## Challenge:
From the records, pick out and copy each line containing "label".

BEGIN Record set

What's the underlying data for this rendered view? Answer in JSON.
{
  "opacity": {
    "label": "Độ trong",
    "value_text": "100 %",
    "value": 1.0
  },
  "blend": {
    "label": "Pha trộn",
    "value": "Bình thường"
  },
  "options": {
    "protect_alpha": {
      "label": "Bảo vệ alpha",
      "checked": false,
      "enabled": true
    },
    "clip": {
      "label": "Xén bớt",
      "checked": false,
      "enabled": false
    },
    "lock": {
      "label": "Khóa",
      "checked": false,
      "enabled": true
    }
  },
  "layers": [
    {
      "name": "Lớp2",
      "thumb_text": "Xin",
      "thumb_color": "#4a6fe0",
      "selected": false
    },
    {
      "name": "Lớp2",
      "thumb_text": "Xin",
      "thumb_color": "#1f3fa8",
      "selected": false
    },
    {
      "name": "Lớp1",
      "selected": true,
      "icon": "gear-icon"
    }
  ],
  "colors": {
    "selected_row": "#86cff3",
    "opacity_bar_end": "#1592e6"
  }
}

END Record set

## Exercise result:
    "label": "Độ trong",
    "label": "Pha trộn",
      "label": "Bảo vệ alpha",
      "label": "Xén bớt",
      "label": "Khóa",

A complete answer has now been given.